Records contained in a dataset

_ _ _ _ _

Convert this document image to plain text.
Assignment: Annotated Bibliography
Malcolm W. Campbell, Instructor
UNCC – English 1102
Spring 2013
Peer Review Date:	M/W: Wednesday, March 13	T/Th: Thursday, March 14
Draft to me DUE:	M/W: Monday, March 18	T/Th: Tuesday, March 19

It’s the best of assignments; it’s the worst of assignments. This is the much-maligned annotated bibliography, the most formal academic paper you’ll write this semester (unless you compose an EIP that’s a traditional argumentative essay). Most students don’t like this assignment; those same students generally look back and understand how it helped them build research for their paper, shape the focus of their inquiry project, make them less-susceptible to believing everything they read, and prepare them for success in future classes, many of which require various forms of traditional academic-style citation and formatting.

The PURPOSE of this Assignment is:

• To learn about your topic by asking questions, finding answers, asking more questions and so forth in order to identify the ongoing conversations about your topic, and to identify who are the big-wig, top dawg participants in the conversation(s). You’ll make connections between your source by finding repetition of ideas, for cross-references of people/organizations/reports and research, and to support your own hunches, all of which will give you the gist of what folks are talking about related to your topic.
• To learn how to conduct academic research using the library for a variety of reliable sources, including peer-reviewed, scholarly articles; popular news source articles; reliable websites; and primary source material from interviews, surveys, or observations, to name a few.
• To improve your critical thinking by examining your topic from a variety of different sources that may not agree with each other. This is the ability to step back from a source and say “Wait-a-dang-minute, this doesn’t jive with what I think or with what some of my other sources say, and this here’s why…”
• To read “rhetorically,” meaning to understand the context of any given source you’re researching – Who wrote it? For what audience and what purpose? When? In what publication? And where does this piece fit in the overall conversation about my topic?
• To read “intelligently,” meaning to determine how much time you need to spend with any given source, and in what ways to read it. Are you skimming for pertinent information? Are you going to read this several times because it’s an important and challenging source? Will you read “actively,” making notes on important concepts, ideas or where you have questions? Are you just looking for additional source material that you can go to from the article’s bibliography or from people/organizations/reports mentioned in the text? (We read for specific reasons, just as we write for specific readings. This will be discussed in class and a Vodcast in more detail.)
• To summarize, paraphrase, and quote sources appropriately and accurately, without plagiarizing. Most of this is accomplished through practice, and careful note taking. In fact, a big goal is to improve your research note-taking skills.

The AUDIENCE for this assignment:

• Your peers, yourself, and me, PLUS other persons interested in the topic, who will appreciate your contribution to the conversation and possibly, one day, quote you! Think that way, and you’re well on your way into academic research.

_ _ _ _ _

### BRIEF
Everything in the listing above should be restated exactly.

### COMPLETE RESPONSE
Convert this document image to plain text.
Assignment: Annotated Bibliography
Malcolm W. Campbell, Instructor
UNCC – English 1102
Spring 2013
Peer Review Date:	M/W: Wednesday, March 13	T/Th: Thursday, March 14
Draft to me DUE:	M/W: Monday, March 18	T/Th: Tuesday, March 19

It’s the best of assignments; it’s the worst of assignments. This is the much-maligned annotated bibliography, the most formal academic paper you’ll write this semester (unless you compose an EIP that’s a traditional argumentative essay). Most students don’t like this assignment; those same students generally look back and understand how it helped them build research for their paper, shape the focus of their inquiry project, make them less-susceptible to believing everything they read, and prepare them for success in future classes, many of which require various forms of traditional academic-style citation and formatting.

The PURPOSE of this Assignment is:

• To learn about your topic by asking questions, finding answers, asking more questions and so forth in order to identify the ongoing conversations about your topic, and to identify who are the big-wig, top dawg participants in the conversation(s). You’ll make connections between your source by finding repetition of ideas, for cross-references of people/organizations/reports and research, and to support your own hunches, all of which will give you the gist of what folks are talking about related to your topic.
• To learn how to conduct academic research using the library for a variety of reliable sources, including peer-reviewed, scholarly articles; popular news source articles; reliable websites; and primary source material from interviews, surveys, or observations, to name a few.
• To improve your critical thinking by examining your topic from a variety of different sources that may not agree with each other. This is the ability to step back from a source and say “Wait-a-dang-minute, this doesn’t jive with what I think or with what some of my other sources say, and this here’s why…”
• To read “rhetorically,” meaning to understand the context of any given source you’re researching – Who wrote it? For what audience and what purpose? When? In what publication? And where does this piece fit in the overall conversation about my topic?
• To read “intelligently,” meaning to determine how much time you need to spend with any given source, and in what ways to read it. Are you skimming for pertinent information? Are you going to read this several times because it’s an important and challenging source? Will you read “actively,” making notes on important concepts, ideas or where you have questions? Are you just looking for additional source material that you can go to from the article’s bibliography or from people/organizations/reports mentioned in the text? (We read for specific reasons, just as we write for specific readings. This will be discussed in class and a Vodcast in more detail.)
• To summarize, paraphrase, and quote sources appropriately and accurately, without plagiarizing. Most of this is accomplished through practice, and careful note taking. In fact, a big goal is to improve your research note-taking skills.

The AUDIENCE for this assignment:

• Your peers, yourself, and me, PLUS other persons interested in the topic, who will appreciate your contribution to the conversation and possibly, one day, quote you! Think that way, and you’re well on your way into academic research.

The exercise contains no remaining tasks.